+++ GIVEN ENTRIES

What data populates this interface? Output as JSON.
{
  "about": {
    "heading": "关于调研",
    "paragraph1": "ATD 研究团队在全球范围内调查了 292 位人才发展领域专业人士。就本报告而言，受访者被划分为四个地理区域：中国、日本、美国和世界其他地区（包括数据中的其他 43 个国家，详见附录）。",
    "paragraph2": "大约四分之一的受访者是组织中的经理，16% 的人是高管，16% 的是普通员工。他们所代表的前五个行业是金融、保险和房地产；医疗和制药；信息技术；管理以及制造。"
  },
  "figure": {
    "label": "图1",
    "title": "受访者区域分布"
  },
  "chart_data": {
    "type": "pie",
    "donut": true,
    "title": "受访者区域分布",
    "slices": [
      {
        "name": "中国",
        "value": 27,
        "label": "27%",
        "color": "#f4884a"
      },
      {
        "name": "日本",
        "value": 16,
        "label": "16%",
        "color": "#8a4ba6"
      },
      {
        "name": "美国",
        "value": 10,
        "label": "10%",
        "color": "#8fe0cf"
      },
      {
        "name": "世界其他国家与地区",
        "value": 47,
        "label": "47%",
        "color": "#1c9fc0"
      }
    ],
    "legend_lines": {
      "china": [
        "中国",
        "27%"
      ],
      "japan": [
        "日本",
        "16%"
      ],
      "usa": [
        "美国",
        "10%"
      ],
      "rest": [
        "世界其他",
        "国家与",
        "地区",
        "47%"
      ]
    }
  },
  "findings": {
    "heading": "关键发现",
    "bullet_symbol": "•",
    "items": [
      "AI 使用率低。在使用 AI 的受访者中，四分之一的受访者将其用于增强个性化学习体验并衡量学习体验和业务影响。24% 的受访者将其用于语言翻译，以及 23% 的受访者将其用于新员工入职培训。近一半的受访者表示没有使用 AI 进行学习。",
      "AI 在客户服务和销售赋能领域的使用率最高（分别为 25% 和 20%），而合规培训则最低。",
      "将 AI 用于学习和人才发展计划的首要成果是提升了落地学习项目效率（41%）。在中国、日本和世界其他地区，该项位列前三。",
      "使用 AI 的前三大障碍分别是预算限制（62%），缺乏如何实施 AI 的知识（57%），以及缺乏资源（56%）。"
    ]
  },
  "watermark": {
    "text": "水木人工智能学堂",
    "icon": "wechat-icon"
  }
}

++++++

Each entry is to be returned in full, character for character.

What data populates this interface? Output as JSON.
{
  "about": {
    "heading": "关于调研",
    "paragraph1": "ATD 研究团队在全球范围内调查了 292 位人才发展领域专业人士。就本报告而言，受访者被划分为四个地理区域：中国、日本、美国和世界其他地区（包括数据中的其他 43 个国家，详见附录）。",
    "paragraph2": "大约四分之一的受访者是组织中的经理，16% 的人是高管，16% 的是普通员工。他们所代表的前五个行业是金融、保险和房地产；医疗和制药；信息技术；管理以及制造。"
  },
  "figure": {
    "label": "图1",
    "title": "受访者区域分布"
  },
  "chart_data": {
    "type": "pie",
    "donut": true,
    "title": "受访者区域分布",
    "slices": [
      {
        "name": "中国",
        "value": 27,
        "label": "27%",
        "color": "#f4884a"
      },
      {
        "name": "日本",
        "value": 16,
        "label": "16%",
        "color": "#8a4ba6"
      },
      {
        "name": "美国",
        "value": 10,
        "label": "10%",
        "color": "#8fe0cf"
      },
      {
        "name": "世界其他国家与地区",
        "value": 47,
        "label": "47%",
        "color": "#1c9fc0"
      }
    ],
    "legend_lines": {
      "china": [
        "中国",
        "27%"
      ],
      "japan": [
        "日本",
        "16%"
      ],
      "usa": [
        "美国",
        "10%"
      ],
      "rest": [
        "世界其他",
        "国家与",
        "地区",
        "47%"
      ]
    }
  },
  "findings": {
    "heading": "关键发现",
    "bullet_symbol": "•",
    "items": [
      "AI 使用率低。在使用 AI 的受访者中，四分之一的受访者将其用于增强个性化学习体验并衡量学习体验和业务影响。24% 的受访者将其用于语言翻译，以及 23% 的受访者将其用于新员工入职培训。近一半的受访者表示没有使用 AI 进行学习。",
      "AI 在客户服务和销售赋能领域的使用率最高（分别为 25% 和 20%），而合规培训则最低。",
      "将 AI 用于学习和人才发展计划的首要成果是提升了落地学习项目效率（41%）。在中国、日本和世界其他地区，该项位列前三。",
      "使用 AI 的前三大障碍分别是预算限制（62%），缺乏如何实施 AI 的知识（57%），以及缺乏资源（56%）。"
    ]
  },
  "watermark": {
    "text": "水木人工智能学堂",
    "icon": "wechat-icon"
  }
}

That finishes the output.